• [TASK DESCRIPTION] Give the number of lines holding the string "ἡμέρᾳ", and nothing else.

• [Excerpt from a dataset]

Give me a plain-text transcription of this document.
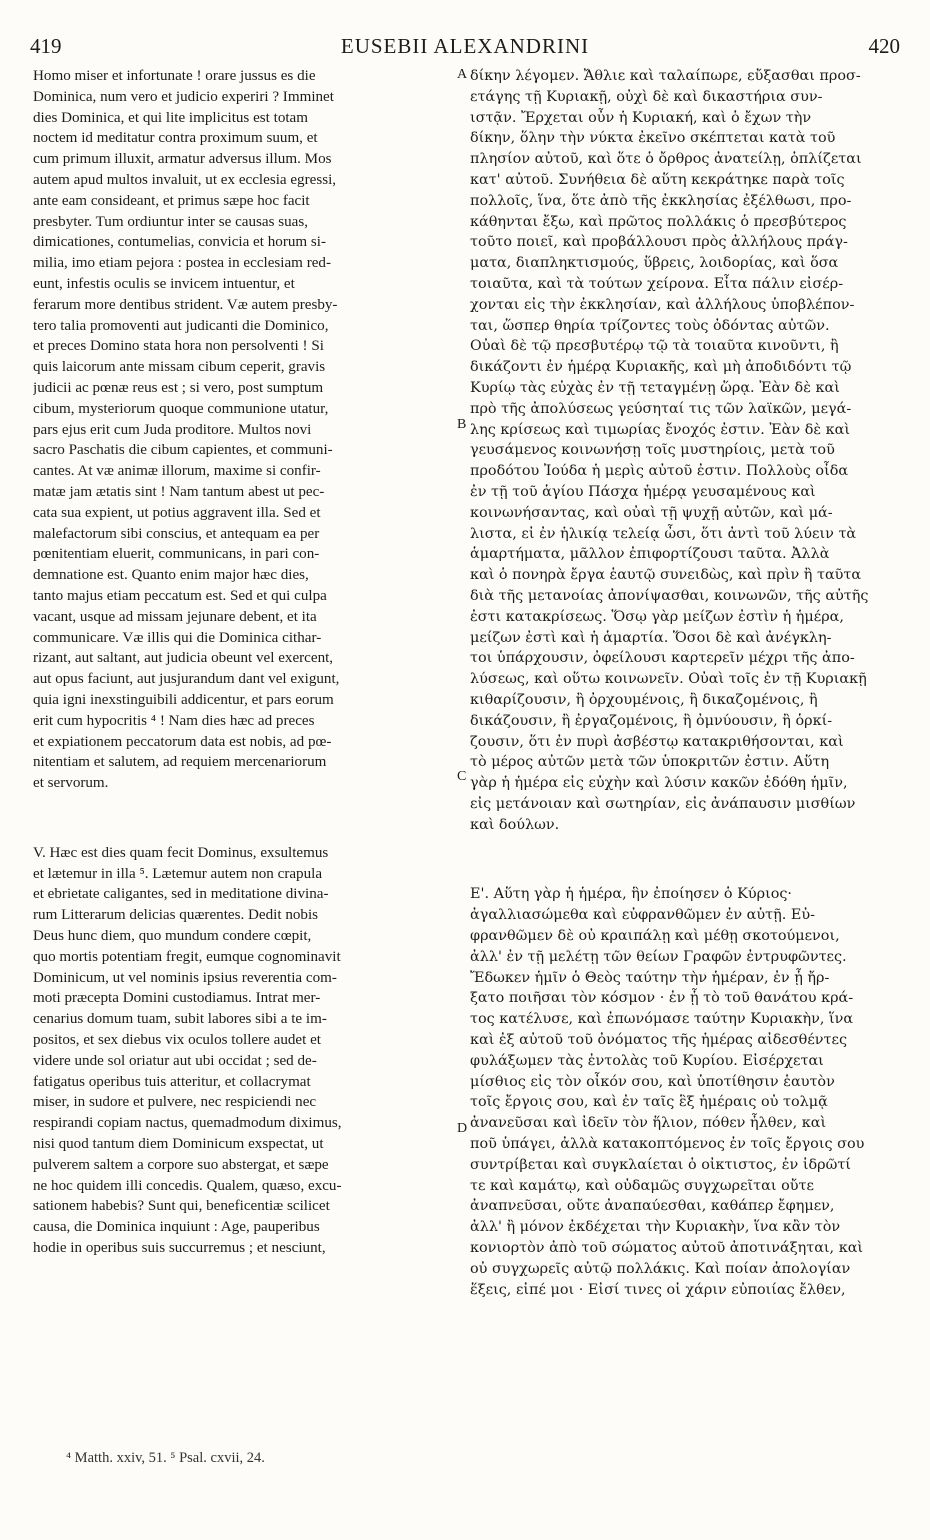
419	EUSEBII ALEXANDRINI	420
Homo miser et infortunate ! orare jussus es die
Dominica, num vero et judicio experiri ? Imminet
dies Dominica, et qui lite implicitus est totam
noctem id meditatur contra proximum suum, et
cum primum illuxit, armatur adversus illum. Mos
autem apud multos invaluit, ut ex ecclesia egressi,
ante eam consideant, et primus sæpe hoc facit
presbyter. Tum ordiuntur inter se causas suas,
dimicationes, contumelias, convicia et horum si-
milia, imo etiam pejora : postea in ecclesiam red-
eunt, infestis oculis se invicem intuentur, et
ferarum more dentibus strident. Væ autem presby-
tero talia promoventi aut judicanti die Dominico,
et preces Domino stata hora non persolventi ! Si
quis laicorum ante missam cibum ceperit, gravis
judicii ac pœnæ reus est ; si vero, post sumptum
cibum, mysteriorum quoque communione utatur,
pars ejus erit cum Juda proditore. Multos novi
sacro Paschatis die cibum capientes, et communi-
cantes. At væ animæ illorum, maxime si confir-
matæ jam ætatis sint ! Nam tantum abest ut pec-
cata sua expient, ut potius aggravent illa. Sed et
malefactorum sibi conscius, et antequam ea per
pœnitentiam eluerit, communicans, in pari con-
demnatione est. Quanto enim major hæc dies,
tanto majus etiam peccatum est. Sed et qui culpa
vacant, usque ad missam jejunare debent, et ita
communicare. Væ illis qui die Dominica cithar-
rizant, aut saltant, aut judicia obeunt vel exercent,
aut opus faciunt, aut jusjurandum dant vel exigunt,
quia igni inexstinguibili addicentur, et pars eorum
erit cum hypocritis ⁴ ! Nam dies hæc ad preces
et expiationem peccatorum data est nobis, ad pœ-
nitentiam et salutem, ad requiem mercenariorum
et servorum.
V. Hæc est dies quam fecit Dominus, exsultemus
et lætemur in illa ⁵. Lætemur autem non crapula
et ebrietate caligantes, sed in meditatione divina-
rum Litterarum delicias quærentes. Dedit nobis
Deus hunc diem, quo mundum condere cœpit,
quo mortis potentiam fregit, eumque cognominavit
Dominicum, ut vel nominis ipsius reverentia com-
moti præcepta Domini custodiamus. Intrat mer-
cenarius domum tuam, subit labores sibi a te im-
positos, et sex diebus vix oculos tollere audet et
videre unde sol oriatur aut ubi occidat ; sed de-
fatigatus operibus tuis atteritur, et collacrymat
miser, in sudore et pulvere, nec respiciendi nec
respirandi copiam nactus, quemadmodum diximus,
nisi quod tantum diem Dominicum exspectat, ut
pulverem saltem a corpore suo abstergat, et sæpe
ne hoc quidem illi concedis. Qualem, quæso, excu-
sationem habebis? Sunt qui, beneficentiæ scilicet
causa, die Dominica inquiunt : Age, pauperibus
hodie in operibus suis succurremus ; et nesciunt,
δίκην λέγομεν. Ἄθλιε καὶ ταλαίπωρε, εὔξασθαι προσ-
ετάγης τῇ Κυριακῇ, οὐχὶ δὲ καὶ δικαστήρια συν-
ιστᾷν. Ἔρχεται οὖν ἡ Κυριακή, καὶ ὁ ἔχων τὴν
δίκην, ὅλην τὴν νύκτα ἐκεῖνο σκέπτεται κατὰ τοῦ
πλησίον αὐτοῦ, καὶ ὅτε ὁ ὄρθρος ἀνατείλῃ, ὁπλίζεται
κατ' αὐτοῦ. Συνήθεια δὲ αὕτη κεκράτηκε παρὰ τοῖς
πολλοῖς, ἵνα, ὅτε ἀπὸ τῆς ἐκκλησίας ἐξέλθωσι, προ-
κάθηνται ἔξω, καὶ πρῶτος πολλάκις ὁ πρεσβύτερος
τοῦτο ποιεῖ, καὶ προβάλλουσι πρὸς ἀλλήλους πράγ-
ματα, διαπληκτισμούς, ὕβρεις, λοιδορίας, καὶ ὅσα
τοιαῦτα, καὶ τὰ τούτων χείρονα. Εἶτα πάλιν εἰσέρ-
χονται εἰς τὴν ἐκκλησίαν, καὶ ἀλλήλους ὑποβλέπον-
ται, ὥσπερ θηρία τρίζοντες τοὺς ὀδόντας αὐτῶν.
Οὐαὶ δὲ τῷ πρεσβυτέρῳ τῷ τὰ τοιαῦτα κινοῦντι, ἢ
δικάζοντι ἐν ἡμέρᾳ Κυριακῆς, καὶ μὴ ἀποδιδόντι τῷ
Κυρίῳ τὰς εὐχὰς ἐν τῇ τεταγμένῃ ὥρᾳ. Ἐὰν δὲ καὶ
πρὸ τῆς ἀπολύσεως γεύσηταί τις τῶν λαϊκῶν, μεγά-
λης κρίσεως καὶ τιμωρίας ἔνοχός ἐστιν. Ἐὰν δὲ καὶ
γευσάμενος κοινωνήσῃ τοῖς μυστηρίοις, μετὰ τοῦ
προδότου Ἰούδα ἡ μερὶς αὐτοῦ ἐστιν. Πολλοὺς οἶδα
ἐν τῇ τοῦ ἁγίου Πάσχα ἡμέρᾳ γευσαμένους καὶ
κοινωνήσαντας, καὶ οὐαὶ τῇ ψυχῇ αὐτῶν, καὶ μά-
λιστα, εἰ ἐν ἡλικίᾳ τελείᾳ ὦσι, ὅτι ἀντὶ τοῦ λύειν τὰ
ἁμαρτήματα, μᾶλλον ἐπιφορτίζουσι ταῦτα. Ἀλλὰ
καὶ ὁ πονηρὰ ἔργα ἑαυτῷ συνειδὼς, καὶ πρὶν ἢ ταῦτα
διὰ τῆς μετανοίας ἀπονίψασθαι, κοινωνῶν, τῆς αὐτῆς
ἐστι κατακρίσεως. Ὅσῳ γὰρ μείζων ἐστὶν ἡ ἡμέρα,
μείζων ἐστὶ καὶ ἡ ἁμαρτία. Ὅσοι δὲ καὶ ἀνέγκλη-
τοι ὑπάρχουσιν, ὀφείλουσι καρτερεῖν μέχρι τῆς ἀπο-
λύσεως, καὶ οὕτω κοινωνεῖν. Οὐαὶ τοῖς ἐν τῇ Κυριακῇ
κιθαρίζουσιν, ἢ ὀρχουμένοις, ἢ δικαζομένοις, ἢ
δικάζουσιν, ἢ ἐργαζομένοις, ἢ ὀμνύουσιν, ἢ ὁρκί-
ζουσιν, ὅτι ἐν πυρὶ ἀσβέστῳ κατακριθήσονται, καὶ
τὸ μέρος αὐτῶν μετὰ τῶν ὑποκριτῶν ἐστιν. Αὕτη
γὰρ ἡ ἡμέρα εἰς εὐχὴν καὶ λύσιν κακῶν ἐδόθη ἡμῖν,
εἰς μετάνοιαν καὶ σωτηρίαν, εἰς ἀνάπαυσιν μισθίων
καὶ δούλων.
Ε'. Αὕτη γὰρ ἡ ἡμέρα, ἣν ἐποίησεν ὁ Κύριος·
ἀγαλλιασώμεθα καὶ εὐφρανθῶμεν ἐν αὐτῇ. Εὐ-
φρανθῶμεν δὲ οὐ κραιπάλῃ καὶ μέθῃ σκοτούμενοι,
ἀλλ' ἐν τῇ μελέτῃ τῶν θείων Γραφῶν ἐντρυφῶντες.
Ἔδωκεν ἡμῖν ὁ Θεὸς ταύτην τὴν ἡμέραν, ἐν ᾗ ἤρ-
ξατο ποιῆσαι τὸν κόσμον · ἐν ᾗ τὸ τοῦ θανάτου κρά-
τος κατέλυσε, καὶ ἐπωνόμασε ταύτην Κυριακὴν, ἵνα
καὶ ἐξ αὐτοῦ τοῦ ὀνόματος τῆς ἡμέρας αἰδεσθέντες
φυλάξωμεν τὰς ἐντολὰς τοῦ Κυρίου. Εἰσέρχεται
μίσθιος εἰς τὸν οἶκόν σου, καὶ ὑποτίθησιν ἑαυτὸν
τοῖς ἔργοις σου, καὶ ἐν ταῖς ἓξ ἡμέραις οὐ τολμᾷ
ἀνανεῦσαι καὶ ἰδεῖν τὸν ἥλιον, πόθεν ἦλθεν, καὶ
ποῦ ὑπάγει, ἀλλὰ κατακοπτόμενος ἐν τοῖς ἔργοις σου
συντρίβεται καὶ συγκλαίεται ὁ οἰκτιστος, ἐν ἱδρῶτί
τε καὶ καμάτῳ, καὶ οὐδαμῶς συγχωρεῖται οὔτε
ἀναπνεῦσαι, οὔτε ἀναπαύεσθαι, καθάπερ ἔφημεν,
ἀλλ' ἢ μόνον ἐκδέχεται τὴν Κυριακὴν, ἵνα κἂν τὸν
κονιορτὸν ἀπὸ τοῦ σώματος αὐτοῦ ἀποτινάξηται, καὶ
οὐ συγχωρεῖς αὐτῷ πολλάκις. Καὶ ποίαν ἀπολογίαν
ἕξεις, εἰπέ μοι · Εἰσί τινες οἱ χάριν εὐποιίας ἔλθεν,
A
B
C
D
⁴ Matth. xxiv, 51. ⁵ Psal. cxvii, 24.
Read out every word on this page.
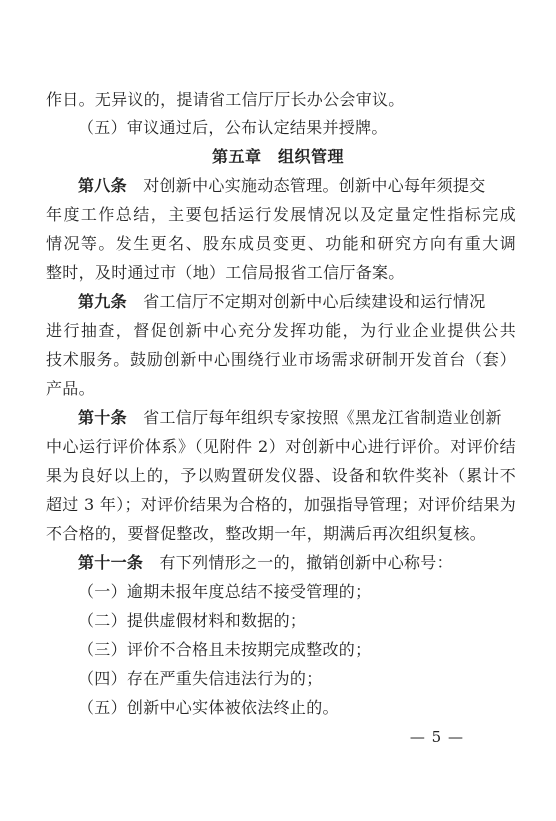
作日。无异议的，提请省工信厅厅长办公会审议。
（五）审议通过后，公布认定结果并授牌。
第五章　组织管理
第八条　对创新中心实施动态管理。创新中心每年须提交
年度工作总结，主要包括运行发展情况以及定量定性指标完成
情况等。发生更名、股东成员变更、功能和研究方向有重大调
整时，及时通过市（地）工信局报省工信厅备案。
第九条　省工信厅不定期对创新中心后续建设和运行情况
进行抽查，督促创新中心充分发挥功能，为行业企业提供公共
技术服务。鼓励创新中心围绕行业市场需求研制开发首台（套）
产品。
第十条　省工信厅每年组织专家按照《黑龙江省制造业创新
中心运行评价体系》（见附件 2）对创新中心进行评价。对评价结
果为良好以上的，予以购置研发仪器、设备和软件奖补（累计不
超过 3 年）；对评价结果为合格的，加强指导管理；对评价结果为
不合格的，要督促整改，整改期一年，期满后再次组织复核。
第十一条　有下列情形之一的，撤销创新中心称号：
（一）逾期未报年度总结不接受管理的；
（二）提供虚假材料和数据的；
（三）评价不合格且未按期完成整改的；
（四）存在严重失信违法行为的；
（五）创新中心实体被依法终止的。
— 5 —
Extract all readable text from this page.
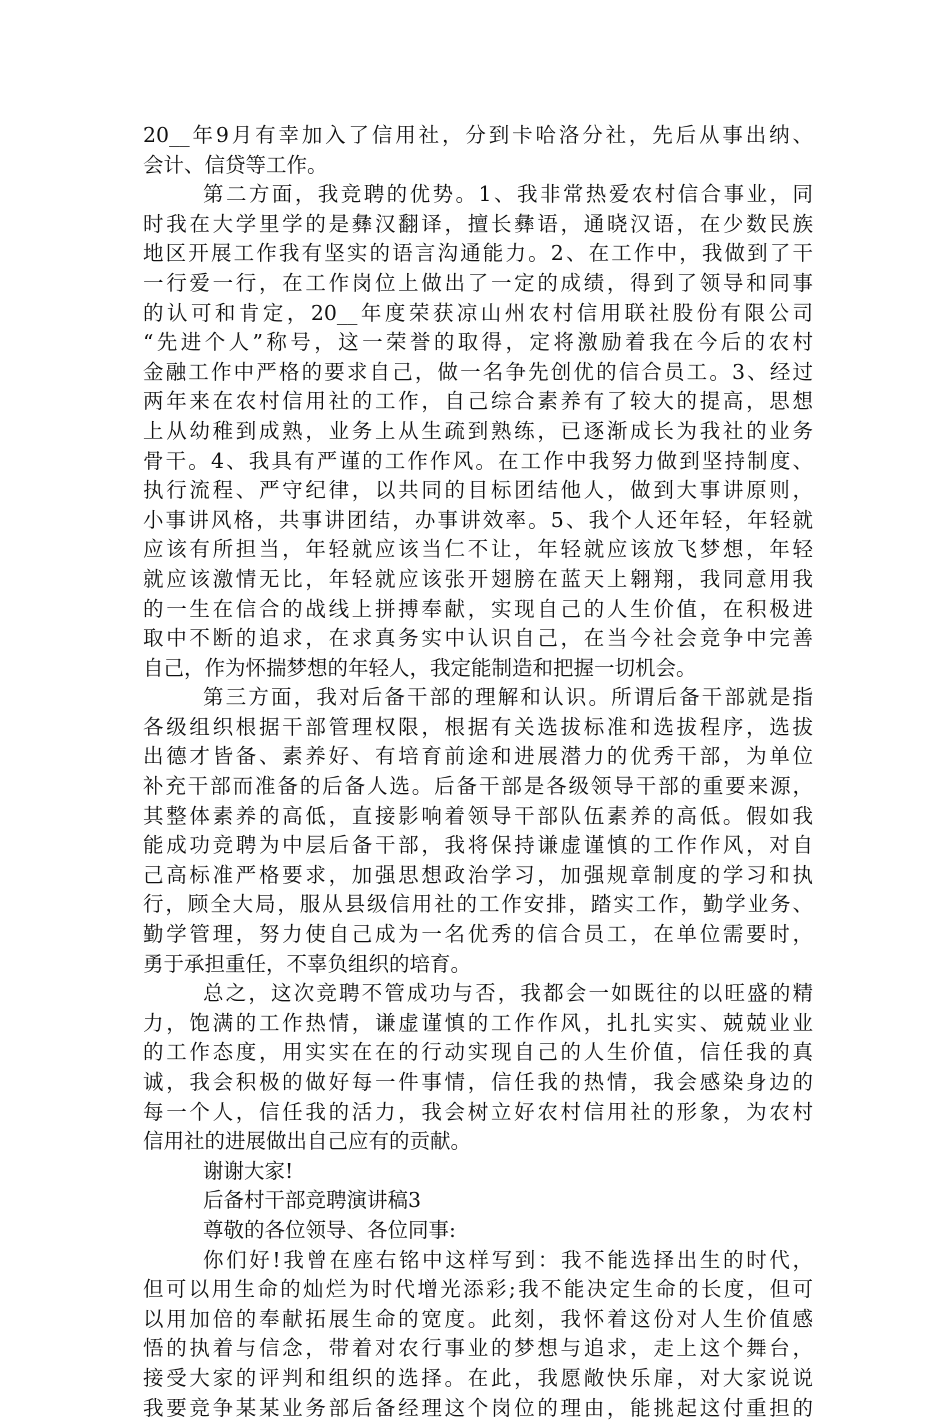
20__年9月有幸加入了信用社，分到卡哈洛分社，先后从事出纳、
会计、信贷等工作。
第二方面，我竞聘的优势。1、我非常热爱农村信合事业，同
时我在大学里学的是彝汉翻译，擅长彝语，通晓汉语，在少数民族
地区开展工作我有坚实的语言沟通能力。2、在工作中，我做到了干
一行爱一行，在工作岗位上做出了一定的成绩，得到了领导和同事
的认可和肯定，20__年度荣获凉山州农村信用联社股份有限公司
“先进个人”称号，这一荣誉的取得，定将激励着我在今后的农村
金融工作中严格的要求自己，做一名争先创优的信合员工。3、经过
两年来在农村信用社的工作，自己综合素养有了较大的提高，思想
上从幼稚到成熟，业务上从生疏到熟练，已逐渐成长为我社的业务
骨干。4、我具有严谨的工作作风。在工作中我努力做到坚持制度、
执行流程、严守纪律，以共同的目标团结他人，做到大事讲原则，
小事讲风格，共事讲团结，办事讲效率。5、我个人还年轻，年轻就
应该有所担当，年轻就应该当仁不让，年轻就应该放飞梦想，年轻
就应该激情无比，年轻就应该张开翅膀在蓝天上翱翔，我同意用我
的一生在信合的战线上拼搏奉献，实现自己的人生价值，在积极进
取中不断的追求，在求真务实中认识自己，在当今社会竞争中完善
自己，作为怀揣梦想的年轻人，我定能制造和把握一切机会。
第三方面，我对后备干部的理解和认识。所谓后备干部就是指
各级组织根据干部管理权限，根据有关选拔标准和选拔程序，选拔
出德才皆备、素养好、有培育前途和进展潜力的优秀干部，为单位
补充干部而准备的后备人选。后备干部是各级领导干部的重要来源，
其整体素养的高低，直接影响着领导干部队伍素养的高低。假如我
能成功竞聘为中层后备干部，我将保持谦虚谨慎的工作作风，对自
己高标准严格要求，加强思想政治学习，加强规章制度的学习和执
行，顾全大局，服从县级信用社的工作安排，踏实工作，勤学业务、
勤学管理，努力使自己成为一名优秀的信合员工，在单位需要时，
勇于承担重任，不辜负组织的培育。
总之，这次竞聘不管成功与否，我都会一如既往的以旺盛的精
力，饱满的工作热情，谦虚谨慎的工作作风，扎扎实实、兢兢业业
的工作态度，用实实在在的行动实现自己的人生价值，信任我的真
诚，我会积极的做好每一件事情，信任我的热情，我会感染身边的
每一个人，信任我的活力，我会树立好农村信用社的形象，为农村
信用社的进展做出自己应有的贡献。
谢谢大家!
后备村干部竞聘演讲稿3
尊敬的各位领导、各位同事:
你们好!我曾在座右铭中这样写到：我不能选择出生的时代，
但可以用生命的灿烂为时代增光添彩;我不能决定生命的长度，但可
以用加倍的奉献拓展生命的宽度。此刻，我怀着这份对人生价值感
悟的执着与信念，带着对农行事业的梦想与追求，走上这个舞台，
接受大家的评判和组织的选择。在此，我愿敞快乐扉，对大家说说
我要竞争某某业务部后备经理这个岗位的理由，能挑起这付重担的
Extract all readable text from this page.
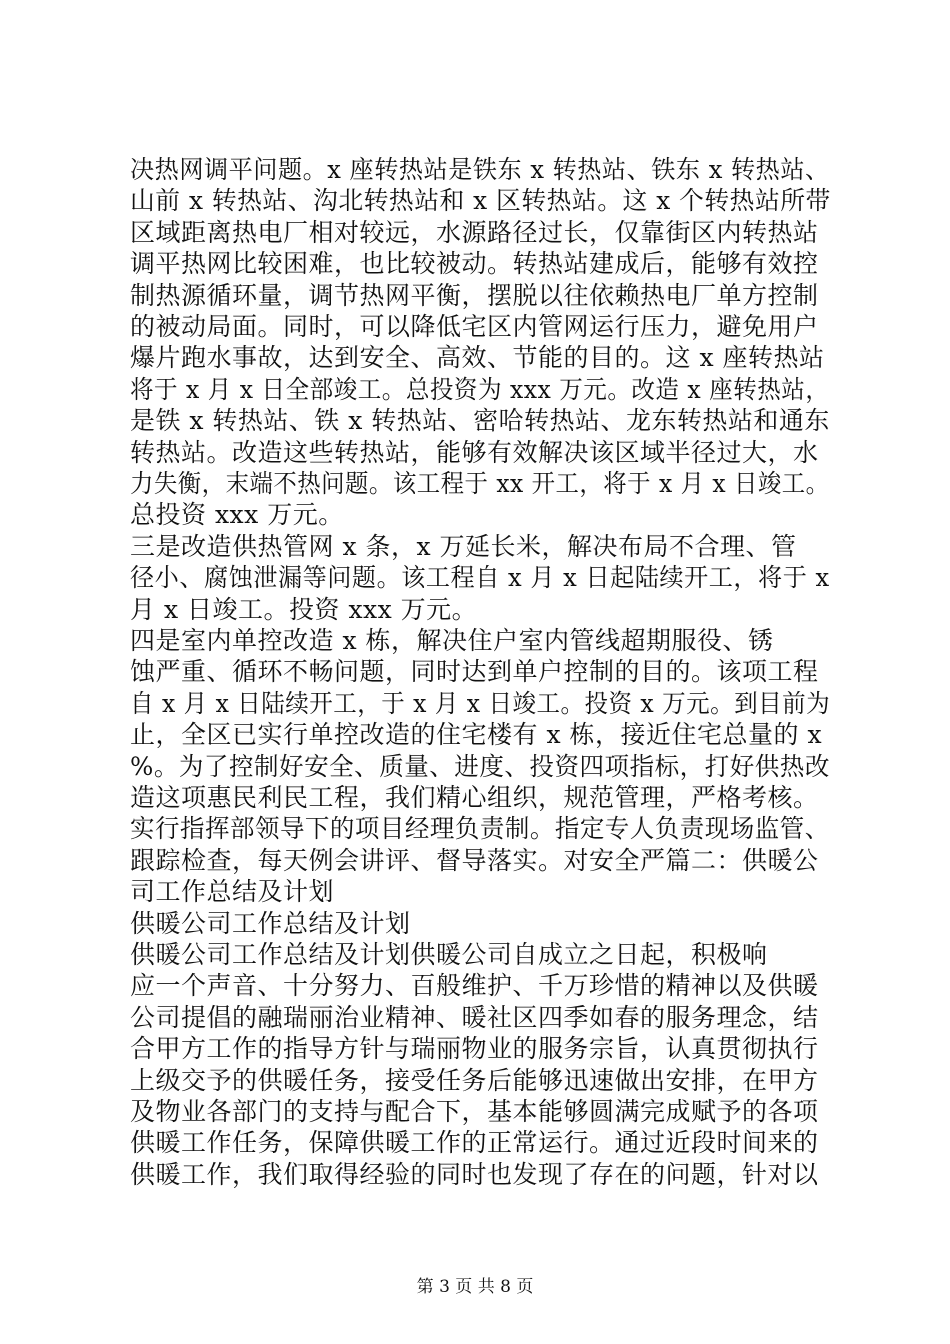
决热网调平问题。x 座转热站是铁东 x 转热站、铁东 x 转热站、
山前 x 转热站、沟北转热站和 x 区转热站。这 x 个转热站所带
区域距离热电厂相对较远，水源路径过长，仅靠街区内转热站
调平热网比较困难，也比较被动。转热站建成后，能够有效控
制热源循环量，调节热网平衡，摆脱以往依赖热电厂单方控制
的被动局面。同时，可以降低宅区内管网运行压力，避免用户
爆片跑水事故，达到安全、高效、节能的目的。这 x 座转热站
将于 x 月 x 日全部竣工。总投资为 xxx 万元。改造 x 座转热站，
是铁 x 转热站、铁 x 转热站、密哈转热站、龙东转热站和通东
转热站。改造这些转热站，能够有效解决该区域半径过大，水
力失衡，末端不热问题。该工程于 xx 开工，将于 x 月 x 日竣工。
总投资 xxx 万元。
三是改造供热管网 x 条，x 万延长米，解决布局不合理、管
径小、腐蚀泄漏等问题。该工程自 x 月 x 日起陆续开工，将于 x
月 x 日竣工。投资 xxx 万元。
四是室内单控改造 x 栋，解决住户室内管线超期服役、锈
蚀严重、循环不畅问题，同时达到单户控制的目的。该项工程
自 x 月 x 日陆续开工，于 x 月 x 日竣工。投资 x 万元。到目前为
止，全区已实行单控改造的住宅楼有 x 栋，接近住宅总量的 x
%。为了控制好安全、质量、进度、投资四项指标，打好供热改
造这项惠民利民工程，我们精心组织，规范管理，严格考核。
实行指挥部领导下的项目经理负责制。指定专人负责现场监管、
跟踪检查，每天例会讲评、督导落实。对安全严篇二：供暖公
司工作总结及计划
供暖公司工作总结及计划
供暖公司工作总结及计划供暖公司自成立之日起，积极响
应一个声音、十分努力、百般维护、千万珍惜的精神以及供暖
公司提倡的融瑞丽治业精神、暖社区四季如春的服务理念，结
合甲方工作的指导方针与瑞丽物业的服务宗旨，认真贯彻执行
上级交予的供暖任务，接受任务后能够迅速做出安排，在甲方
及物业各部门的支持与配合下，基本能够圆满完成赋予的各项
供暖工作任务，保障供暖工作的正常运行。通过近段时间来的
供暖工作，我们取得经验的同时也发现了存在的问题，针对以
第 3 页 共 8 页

• [RESPONSE TO THIS EXERCISE] 2